Input:
[start]
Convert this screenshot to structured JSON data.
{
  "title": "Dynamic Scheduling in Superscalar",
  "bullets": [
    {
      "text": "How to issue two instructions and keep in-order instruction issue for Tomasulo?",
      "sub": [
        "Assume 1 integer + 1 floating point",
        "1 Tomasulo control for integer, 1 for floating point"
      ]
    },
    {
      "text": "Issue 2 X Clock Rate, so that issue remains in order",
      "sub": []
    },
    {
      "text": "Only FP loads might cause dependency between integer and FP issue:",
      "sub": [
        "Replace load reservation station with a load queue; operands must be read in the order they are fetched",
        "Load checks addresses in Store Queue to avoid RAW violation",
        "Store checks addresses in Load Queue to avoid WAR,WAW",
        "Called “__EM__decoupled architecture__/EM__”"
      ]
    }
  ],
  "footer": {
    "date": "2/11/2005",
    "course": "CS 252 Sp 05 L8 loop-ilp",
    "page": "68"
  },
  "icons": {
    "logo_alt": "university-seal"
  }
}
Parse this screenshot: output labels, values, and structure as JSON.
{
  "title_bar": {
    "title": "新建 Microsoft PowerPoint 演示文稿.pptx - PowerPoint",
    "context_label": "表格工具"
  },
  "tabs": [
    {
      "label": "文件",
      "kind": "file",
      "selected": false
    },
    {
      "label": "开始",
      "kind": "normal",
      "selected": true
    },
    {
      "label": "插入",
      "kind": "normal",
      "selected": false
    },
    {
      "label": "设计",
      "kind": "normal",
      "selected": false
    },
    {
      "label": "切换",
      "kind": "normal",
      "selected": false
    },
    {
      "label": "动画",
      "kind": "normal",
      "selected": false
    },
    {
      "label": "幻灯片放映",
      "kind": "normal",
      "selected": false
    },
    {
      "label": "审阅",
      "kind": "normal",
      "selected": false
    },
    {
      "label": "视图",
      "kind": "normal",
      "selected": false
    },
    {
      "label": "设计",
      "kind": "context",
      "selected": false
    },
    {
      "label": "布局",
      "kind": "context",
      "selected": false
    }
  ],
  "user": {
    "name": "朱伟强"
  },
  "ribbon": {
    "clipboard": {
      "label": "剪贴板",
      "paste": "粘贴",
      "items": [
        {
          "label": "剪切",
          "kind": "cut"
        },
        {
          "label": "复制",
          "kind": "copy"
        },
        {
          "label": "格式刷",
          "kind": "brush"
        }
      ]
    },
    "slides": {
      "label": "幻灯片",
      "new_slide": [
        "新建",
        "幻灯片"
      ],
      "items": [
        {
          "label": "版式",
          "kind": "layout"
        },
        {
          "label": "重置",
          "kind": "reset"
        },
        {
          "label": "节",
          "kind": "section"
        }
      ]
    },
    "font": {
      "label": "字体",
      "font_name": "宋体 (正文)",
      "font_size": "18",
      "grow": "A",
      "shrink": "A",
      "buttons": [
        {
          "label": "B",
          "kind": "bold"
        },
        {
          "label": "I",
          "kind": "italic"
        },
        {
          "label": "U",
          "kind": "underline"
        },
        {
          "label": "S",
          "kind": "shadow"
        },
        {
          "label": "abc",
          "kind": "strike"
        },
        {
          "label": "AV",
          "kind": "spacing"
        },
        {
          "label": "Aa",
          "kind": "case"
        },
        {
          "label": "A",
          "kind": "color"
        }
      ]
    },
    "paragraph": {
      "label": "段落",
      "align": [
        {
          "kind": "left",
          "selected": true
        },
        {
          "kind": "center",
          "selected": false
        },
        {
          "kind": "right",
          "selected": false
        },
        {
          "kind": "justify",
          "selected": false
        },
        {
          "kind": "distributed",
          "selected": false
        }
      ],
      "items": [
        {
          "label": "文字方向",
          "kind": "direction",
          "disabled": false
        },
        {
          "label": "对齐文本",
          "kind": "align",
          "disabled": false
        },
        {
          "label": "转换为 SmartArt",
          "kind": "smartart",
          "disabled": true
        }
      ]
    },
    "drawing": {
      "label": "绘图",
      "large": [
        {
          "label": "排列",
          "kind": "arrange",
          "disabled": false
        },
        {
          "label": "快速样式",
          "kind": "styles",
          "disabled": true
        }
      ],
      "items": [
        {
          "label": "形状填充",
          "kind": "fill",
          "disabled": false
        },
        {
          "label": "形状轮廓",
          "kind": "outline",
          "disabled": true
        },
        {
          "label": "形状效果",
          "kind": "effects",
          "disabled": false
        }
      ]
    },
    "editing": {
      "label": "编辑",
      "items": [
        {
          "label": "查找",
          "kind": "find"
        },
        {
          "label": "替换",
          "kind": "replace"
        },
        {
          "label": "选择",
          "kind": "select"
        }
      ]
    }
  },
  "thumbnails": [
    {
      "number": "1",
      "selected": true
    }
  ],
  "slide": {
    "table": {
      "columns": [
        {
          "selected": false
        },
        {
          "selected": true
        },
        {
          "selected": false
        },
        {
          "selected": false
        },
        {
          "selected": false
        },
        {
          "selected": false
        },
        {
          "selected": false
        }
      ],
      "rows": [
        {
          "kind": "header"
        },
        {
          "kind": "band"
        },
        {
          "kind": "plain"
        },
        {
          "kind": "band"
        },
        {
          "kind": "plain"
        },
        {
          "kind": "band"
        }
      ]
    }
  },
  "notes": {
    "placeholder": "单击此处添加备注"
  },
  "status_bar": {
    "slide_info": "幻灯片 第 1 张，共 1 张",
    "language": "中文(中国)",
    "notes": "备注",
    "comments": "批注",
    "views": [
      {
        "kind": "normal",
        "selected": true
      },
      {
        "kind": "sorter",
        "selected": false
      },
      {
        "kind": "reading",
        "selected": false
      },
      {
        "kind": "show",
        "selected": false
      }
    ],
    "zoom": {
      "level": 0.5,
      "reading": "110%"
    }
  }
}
[end]
Requirements: Search the data for the string "floating". List each line that has it.

Completed exercise:
        "Assume 1 integer + 1 floating point",
        "1 Tomasulo control for integer, 1 for floating point"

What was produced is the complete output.